Stated task - Exactly repeat the material, dropping only the pictures.
◆ ◆ ◆
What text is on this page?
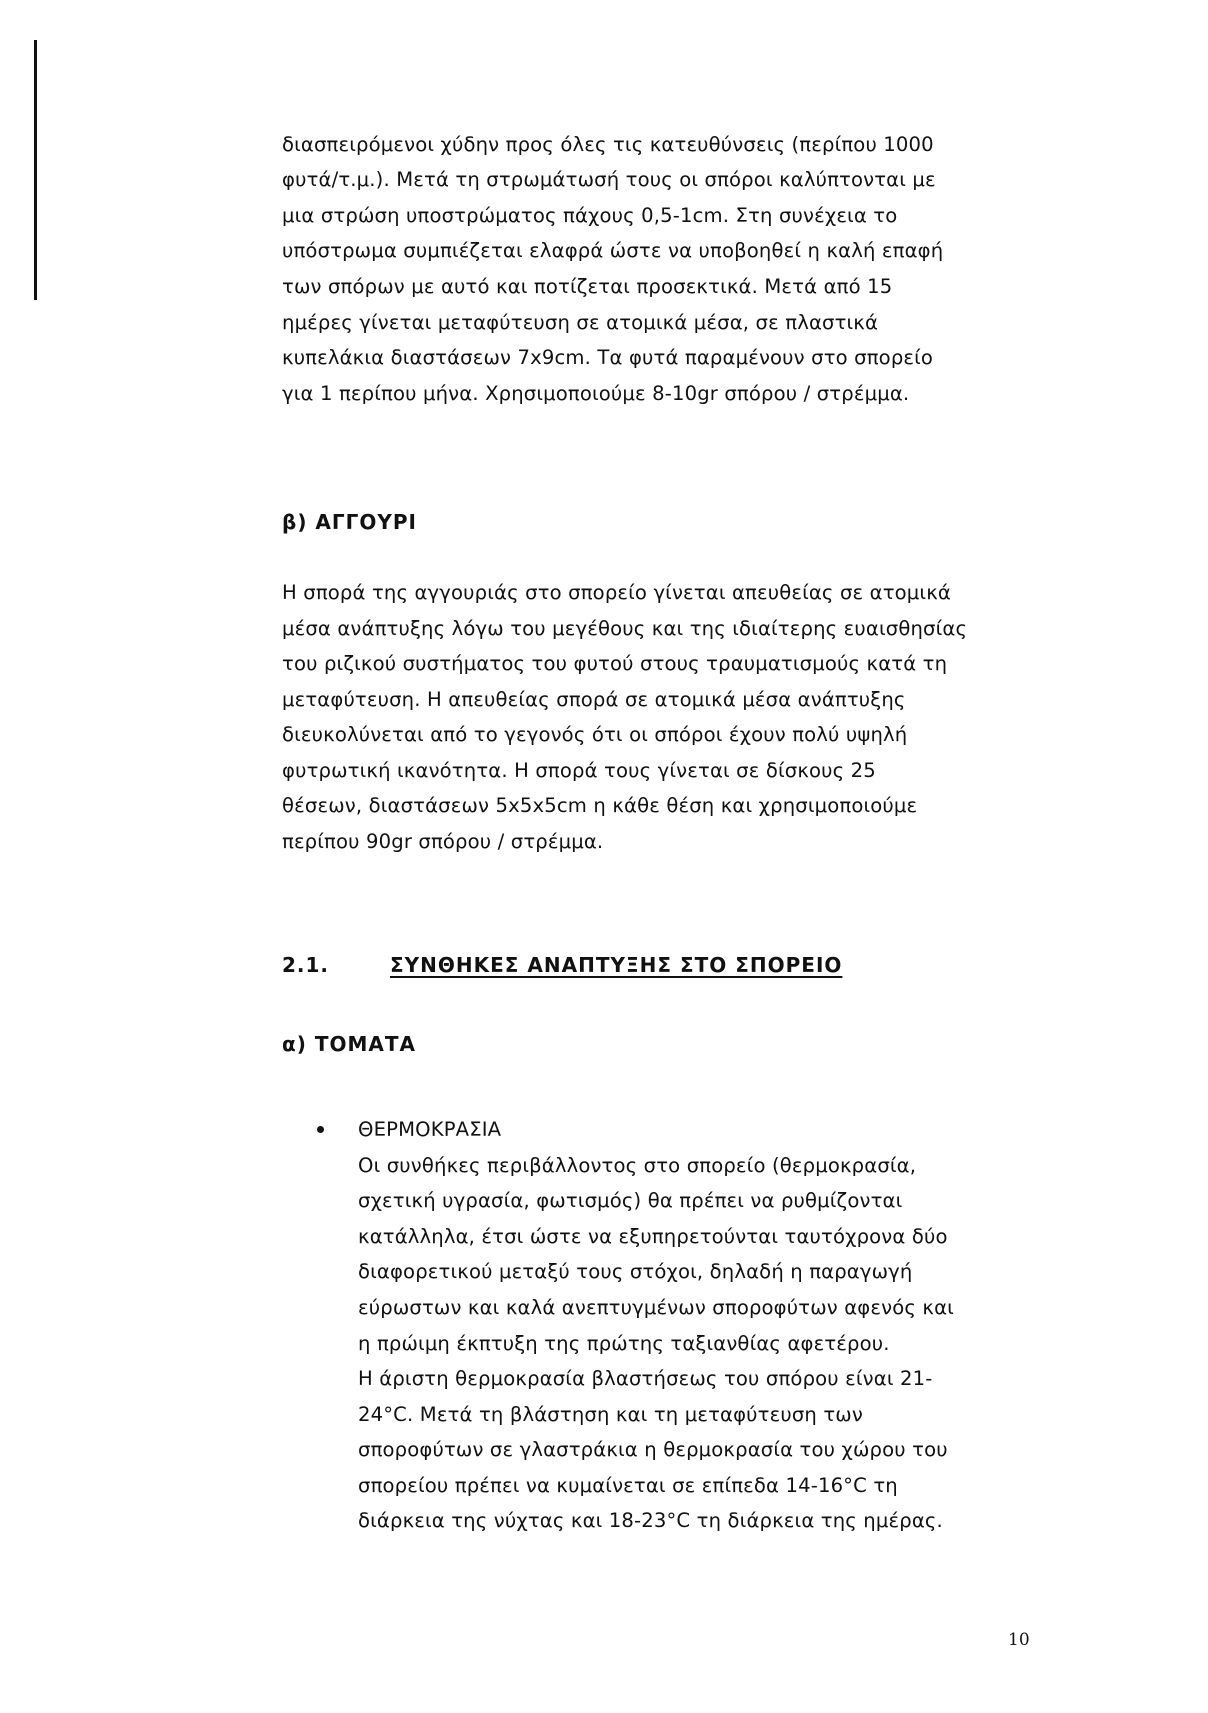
διασπειρόμενοι χύδην προς όλες τις κατευθύνσεις (περίπου 1000
φυτά/τ.μ.). Μετά τη στρωμάτωσή τους οι σπόροι καλύπτονται με
μια στρώση υποστρώματος πάχους 0,5-1cm. Στη συνέχεια το
υπόστρωμα συμπιέζεται ελαφρά ώστε να υποβοηθεί η καλή επαφή
των σπόρων με αυτό και ποτίζεται προσεκτικά. Μετά από 15
ημέρες γίνεται μεταφύτευση σε ατομικά μέσα, σε πλαστικά
κυπελάκια διαστάσεων 7x9cm. Τα φυτά παραμένουν στο σπορείο
για 1 περίπου μήνα. Χρησιμοποιούμε 8-10gr σπόρου / στρέμμα.
β) ΑΓΓΟΥΡΙ
Η σπορά της αγγουριάς στο σπορείο γίνεται απευθείας σε ατομικά
μέσα ανάπτυξης λόγω του μεγέθους και της ιδιαίτερης ευαισθησίας
του ριζικού συστήματος του φυτού στους τραυματισμούς κατά τη
μεταφύτευση. Η απευθείας σπορά σε ατομικά μέσα ανάπτυξης
διευκολύνεται από το γεγονός ότι οι σπόροι έχουν πολύ υψηλή
φυτρωτική ικανότητα. Η σπορά τους γίνεται σε δίσκους 25
θέσεων, διαστάσεων 5x5x5cm η κάθε θέση και χρησιμοποιούμε
περίπου 90gr σπόρου / στρέμμα.
2.1.	ΣΥΝΘΗΚΕΣ ΑΝΑΠΤΥΞΗΣ ΣΤΟ ΣΠΟΡΕΙΟ
α) ΤΟΜΑΤΑ
ΘΕΡΜΟΚΡΑΣΙΑ
Οι συνθήκες περιβάλλοντος στο σπορείο (θερμοκρασία,
σχετική υγρασία, φωτισμός) θα πρέπει να ρυθμίζονται
κατάλληλα, έτσι ώστε να εξυπηρετούνται ταυτόχρονα δύο
διαφορετικού μεταξύ τους στόχοι, δηλαδή η παραγωγή
εύρωστων και καλά ανεπτυγμένων σποροφύτων αφενός και
η πρώιμη έκπτυξη της πρώτης ταξιανθίας αφετέρου.
Η άριστη θερμοκρασία βλαστήσεως του σπόρου είναι 21-
24°C. Μετά τη βλάστηση και τη μεταφύτευση των
σποροφύτων σε γλαστράκια η θερμοκρασία του χώρου του
σπορείου πρέπει να κυμαίνεται σε επίπεδα 14-16°C τη
διάρκεια της νύχτας και 18-23°C τη διάρκεια της ημέρας.
10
◆ ◆ ◆
Result for this task -
What text is on this page?
διασπειρόμενοι χύδην προς όλες τις κατευθύνσεις (περίπου 1000
φυτά/τ.μ.). Μετά τη στρωμάτωσή τους οι σπόροι καλύπτονται με
μια στρώση υποστρώματος πάχους 0,5-1cm. Στη συνέχεια το
υπόστρωμα συμπιέζεται ελαφρά ώστε να υποβοηθεί η καλή επαφή
των σπόρων με αυτό και ποτίζεται προσεκτικά. Μετά από 15
ημέρες γίνεται μεταφύτευση σε ατομικά μέσα, σε πλαστικά
κυπελάκια διαστάσεων 7x9cm. Τα φυτά παραμένουν στο σπορείο
για 1 περίπου μήνα. Χρησιμοποιούμε 8-10gr σπόρου / στρέμμα.
β) ΑΓΓΟΥΡΙ
Η σπορά της αγγουριάς στο σπορείο γίνεται απευθείας σε ατομικά
μέσα ανάπτυξης λόγω του μεγέθους και της ιδιαίτερης ευαισθησίας
του ριζικού συστήματος του φυτού στους τραυματισμούς κατά τη
μεταφύτευση. Η απευθείας σπορά σε ατομικά μέσα ανάπτυξης
διευκολύνεται από το γεγονός ότι οι σπόροι έχουν πολύ υψηλή
φυτρωτική ικανότητα. Η σπορά τους γίνεται σε δίσκους 25
θέσεων, διαστάσεων 5x5x5cm η κάθε θέση και χρησιμοποιούμε
περίπου 90gr σπόρου / στρέμμα.
2.1.	ΣΥΝΘΗΚΕΣ ΑΝΑΠΤΥΞΗΣ ΣΤΟ ΣΠΟΡΕΙΟ
α) ΤΟΜΑΤΑ
ΘΕΡΜΟΚΡΑΣΙΑ
Οι συνθήκες περιβάλλοντος στο σπορείο (θερμοκρασία,
σχετική υγρασία, φωτισμός) θα πρέπει να ρυθμίζονται
κατάλληλα, έτσι ώστε να εξυπηρετούνται ταυτόχρονα δύο
διαφορετικού μεταξύ τους στόχοι, δηλαδή η παραγωγή
εύρωστων και καλά ανεπτυγμένων σποροφύτων αφενός και
η πρώιμη έκπτυξη της πρώτης ταξιανθίας αφετέρου.
Η άριστη θερμοκρασία βλαστήσεως του σπόρου είναι 21-
24°C. Μετά τη βλάστηση και τη μεταφύτευση των
σποροφύτων σε γλαστράκια η θερμοκρασία του χώρου του
σπορείου πρέπει να κυμαίνεται σε επίπεδα 14-16°C τη
διάρκεια της νύχτας και 18-23°C τη διάρκεια της ημέρας.
10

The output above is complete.